→ Short problem
Return every record below exactly as written, omitting any pictures.

→ Material supplied

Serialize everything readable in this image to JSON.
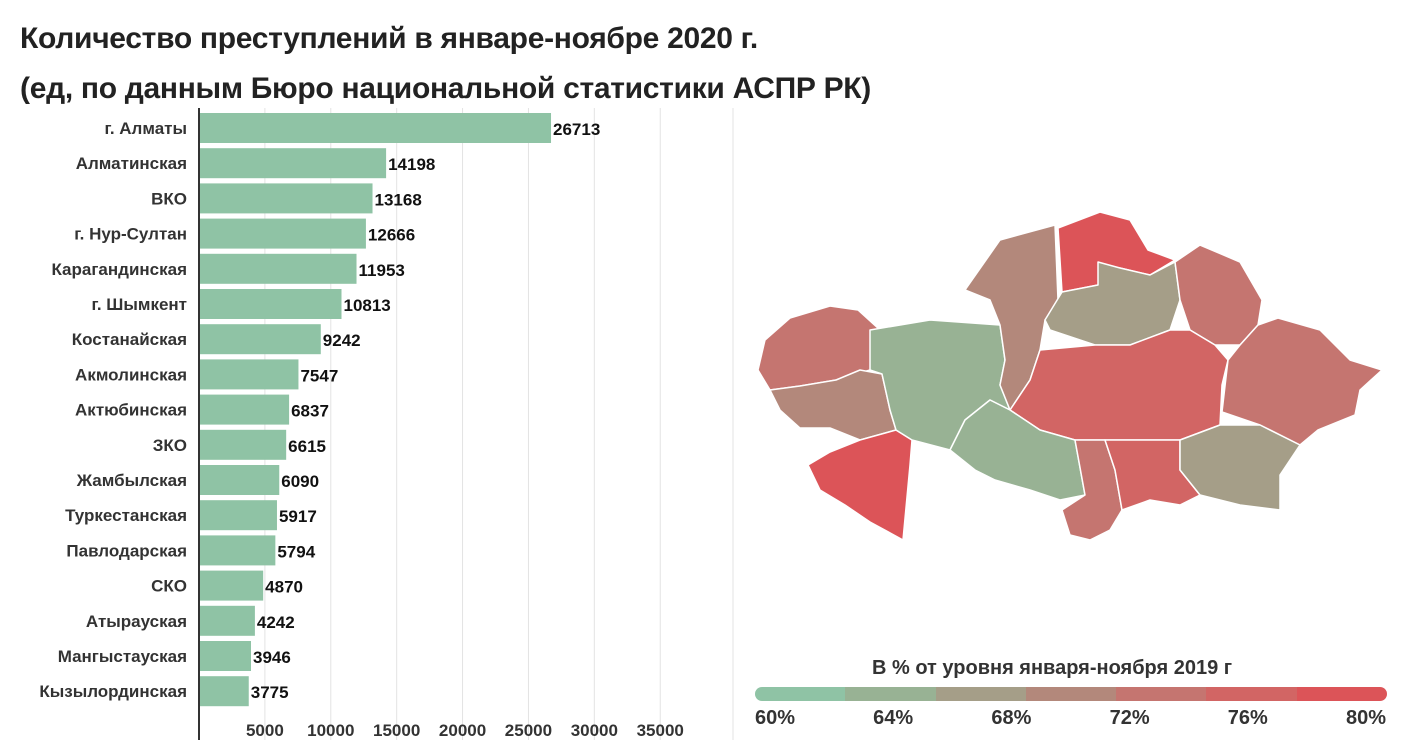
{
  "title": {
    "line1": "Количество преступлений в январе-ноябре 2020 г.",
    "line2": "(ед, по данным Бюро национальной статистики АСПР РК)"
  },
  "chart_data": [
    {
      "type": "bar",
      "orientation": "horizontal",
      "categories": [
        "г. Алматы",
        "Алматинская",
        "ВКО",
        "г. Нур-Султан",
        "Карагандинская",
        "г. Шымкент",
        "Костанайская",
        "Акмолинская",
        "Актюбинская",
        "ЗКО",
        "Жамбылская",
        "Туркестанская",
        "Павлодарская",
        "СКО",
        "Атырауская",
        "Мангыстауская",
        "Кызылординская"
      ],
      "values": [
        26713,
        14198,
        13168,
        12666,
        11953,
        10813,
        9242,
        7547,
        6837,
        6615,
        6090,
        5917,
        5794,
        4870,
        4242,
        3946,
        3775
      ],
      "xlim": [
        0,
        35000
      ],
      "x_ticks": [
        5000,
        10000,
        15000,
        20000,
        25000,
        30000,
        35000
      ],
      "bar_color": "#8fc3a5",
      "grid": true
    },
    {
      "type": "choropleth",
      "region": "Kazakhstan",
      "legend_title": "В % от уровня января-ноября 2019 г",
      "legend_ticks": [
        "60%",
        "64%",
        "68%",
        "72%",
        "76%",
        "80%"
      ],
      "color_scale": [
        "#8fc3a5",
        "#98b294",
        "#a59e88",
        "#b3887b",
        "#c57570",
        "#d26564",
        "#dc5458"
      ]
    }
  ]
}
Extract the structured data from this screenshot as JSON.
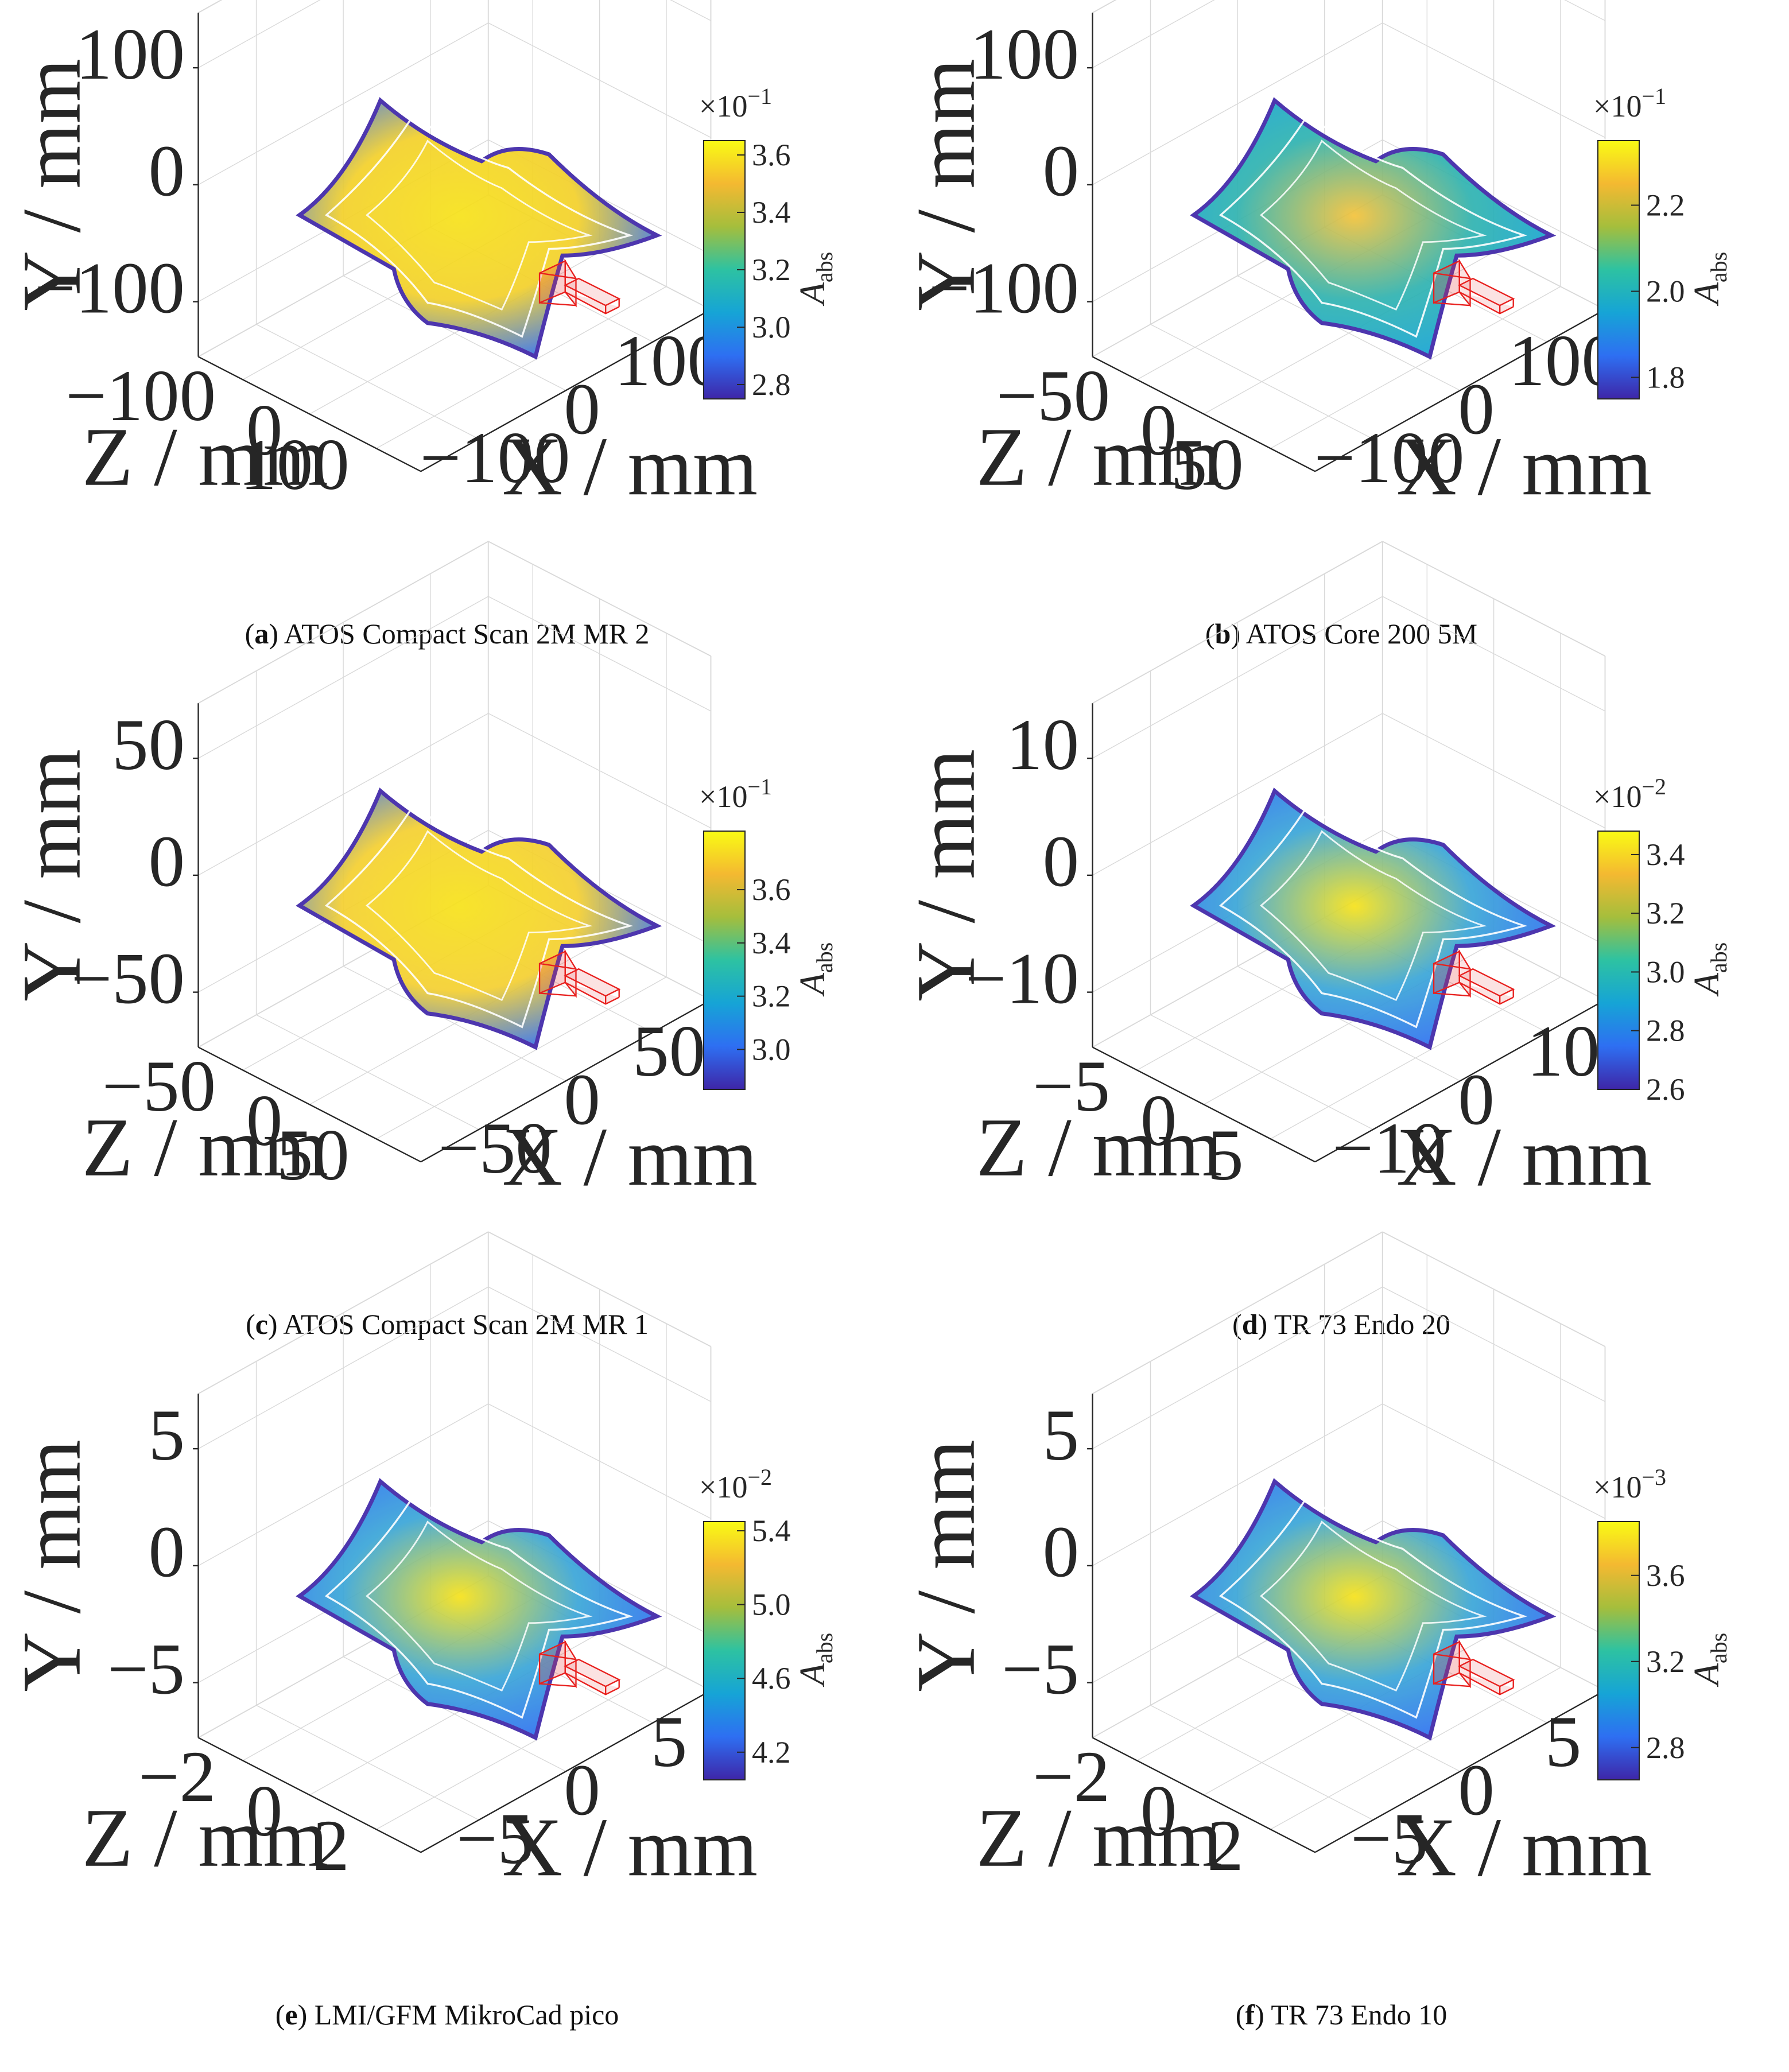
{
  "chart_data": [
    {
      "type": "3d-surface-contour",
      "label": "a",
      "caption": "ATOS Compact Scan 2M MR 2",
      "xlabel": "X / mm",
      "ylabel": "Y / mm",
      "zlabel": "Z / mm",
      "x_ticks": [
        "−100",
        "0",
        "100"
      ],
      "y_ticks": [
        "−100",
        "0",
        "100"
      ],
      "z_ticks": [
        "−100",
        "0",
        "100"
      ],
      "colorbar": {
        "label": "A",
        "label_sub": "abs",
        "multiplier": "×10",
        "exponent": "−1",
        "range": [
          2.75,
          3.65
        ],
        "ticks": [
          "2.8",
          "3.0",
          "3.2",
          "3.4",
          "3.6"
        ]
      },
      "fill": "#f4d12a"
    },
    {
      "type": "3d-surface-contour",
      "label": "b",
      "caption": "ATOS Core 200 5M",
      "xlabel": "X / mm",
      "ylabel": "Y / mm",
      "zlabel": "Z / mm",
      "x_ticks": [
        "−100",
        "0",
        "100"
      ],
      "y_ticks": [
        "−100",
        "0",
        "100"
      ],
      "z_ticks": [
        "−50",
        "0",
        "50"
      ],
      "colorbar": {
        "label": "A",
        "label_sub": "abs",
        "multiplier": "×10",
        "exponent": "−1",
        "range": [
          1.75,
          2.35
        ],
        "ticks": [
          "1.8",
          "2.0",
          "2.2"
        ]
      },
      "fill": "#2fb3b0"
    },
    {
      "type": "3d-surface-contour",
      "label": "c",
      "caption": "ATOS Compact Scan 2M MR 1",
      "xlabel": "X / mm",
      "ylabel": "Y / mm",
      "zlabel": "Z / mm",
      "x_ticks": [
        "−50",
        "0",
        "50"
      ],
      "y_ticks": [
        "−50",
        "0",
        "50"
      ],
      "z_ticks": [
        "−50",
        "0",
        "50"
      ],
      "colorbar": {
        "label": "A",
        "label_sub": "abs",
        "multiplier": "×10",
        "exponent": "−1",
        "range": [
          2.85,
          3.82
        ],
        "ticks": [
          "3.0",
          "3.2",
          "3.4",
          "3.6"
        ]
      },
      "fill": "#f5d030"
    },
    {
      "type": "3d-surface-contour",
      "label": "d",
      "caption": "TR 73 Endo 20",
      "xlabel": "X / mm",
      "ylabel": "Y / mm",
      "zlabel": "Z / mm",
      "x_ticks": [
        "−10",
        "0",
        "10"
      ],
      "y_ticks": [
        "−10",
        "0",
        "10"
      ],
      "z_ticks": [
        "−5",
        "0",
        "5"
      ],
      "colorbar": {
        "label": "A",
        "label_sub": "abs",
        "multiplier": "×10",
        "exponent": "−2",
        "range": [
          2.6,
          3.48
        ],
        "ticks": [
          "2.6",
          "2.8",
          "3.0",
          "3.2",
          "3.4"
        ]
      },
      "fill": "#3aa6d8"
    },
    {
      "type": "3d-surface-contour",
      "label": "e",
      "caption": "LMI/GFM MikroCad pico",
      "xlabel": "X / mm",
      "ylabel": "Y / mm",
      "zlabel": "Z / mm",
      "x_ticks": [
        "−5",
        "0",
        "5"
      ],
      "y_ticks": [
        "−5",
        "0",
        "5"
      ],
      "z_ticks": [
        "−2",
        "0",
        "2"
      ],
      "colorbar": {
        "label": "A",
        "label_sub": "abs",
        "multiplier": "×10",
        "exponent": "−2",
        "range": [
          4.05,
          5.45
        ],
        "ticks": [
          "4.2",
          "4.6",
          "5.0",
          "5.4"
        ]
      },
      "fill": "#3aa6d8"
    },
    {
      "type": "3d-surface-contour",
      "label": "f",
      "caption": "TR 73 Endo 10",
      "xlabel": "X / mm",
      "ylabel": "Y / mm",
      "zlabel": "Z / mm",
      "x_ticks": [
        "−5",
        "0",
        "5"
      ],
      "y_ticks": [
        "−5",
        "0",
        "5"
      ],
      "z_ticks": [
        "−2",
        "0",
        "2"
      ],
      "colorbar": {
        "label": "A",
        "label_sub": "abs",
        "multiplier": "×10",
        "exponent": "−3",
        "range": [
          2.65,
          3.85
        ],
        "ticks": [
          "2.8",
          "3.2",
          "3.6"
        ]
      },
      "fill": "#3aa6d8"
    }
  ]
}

→ Finished answer
Serialize everything readable in this image to JSON.
{
  "title": {
    "line1": "Количество преступлений в январе-ноябре 2020 г.",
    "line2": "(ед, по данным Бюро национальной статистики АСПР РК)"
  },
  "chart_data": [
    {
      "type": "bar",
      "orientation": "horizontal",
      "categories": [
        "г. Алматы",
        "Алматинская",
        "ВКО",
        "г. Нур-Султан",
        "Карагандинская",
        "г. Шымкент",
        "Костанайская",
        "Акмолинская",
        "Актюбинская",
        "ЗКО",
        "Жамбылская",
        "Туркестанская",
        "Павлодарская",
        "СКО",
        "Атырауская",
        "Мангыстауская",
        "Кызылординская"
      ],
      "values": [
        26713,
        14198,
        13168,
        12666,
        11953,
        10813,
        9242,
        7547,
        6837,
        6615,
        6090,
        5917,
        5794,
        4870,
        4242,
        3946,
        3775
      ],
      "xlim": [
        0,
        35000
      ],
      "x_ticks": [
        5000,
        10000,
        15000,
        20000,
        25000,
        30000,
        35000
      ],
      "bar_color": "#8fc3a5",
      "grid": true
    },
    {
      "type": "choropleth",
      "region": "Kazakhstan",
      "legend_title": "В % от уровня января-ноября 2019 г",
      "legend_ticks": [
        "60%",
        "64%",
        "68%",
        "72%",
        "76%",
        "80%"
      ],
      "color_scale": [
        "#8fc3a5",
        "#98b294",
        "#a59e88",
        "#b3887b",
        "#c57570",
        "#d26564",
        "#dc5458"
      ]
    }
  ]
}
Extract the structured data from this screenshot as JSON.
{
  "chart_data": [
    {
      "type": "3d-surface-contour",
      "label": "a",
      "caption": "ATOS Compact Scan 2M MR 2",
      "xlabel": "X / mm",
      "ylabel": "Y / mm",
      "zlabel": "Z / mm",
      "x_ticks": [
        "−100",
        "0",
        "100"
      ],
      "y_ticks": [
        "−100",
        "0",
        "100"
      ],
      "z_ticks": [
        "−100",
        "0",
        "100"
      ],
      "colorbar": {
        "label": "A",
        "label_sub": "abs",
        "multiplier": "×10",
        "exponent": "−1",
        "range": [
          2.75,
          3.65
        ],
        "ticks": [
          "2.8",
          "3.0",
          "3.2",
          "3.4",
          "3.6"
        ]
      },
      "fill": "#f4d12a"
    },
    {
      "type": "3d-surface-contour",
      "label": "b",
      "caption": "ATOS Core 200 5M",
      "xlabel": "X / mm",
      "ylabel": "Y / mm",
      "zlabel": "Z / mm",
      "x_ticks": [
        "−100",
        "0",
        "100"
      ],
      "y_ticks": [
        "−100",
        "0",
        "100"
      ],
      "z_ticks": [
        "−50",
        "0",
        "50"
      ],
      "colorbar": {
        "label": "A",
        "label_sub": "abs",
        "multiplier": "×10",
        "exponent": "−1",
        "range": [
          1.75,
          2.35
        ],
        "ticks": [
          "1.8",
          "2.0",
          "2.2"
        ]
      },
      "fill": "#2fb3b0"
    },
    {
      "type": "3d-surface-contour",
      "label": "c",
      "caption": "ATOS Compact Scan 2M MR 1",
      "xlabel": "X / mm",
      "ylabel": "Y / mm",
      "zlabel": "Z / mm",
      "x_ticks": [
        "−50",
        "0",
        "50"
      ],
      "y_ticks": [
        "−50",
        "0",
        "50"
      ],
      "z_ticks": [
        "−50",
        "0",
        "50"
      ],
      "colorbar": {
        "label": "A",
        "label_sub": "abs",
        "multiplier": "×10",
        "exponent": "−1",
        "range": [
          2.85,
          3.82
        ],
        "ticks": [
          "3.0",
          "3.2",
          "3.4",
          "3.6"
        ]
      },
      "fill": "#f5d030"
    },
    {
      "type": "3d-surface-contour",
      "label": "d",
      "caption": "TR 73 Endo 20",
      "xlabel": "X / mm",
      "ylabel": "Y / mm",
      "zlabel": "Z / mm",
      "x_ticks": [
        "−10",
        "0",
        "10"
      ],
      "y_ticks": [
        "−10",
        "0",
        "10"
      ],
      "z_ticks": [
        "−5",
        "0",
        "5"
      ],
      "colorbar": {
        "label": "A",
        "label_sub": "abs",
        "multiplier": "×10",
        "exponent": "−2",
        "range": [
          2.6,
          3.48
        ],
        "ticks": [
          "2.6",
          "2.8",
          "3.0",
          "3.2",
          "3.4"
        ]
      },
      "fill": "#3aa6d8"
    },
    {
      "type": "3d-surface-contour",
      "label": "e",
      "caption": "LMI/GFM MikroCad pico",
      "xlabel": "X / mm",
      "ylabel": "Y / mm",
      "zlabel": "Z / mm",
      "x_ticks": [
        "−5",
        "0",
        "5"
      ],
      "y_ticks": [
        "−5",
        "0",
        "5"
      ],
      "z_ticks": [
        "−2",
        "0",
        "2"
      ],
      "colorbar": {
        "label": "A",
        "label_sub": "abs",
        "multiplier": "×10",
        "exponent": "−2",
        "range": [
          4.05,
          5.45
        ],
        "ticks": [
          "4.2",
          "4.6",
          "5.0",
          "5.4"
        ]
      },
      "fill": "#3aa6d8"
    },
    {
      "type": "3d-surface-contour",
      "label": "f",
      "caption": "TR 73 Endo 10",
      "xlabel": "X / mm",
      "ylabel": "Y / mm",
      "zlabel": "Z / mm",
      "x_ticks": [
        "−5",
        "0",
        "5"
      ],
      "y_ticks": [
        "−5",
        "0",
        "5"
      ],
      "z_ticks": [
        "−2",
        "0",
        "2"
      ],
      "colorbar": {
        "label": "A",
        "label_sub": "abs",
        "multiplier": "×10",
        "exponent": "−3",
        "range": [
          2.65,
          3.85
        ],
        "ticks": [
          "2.8",
          "3.2",
          "3.6"
        ]
      },
      "fill": "#3aa6d8"
    }
  ]
}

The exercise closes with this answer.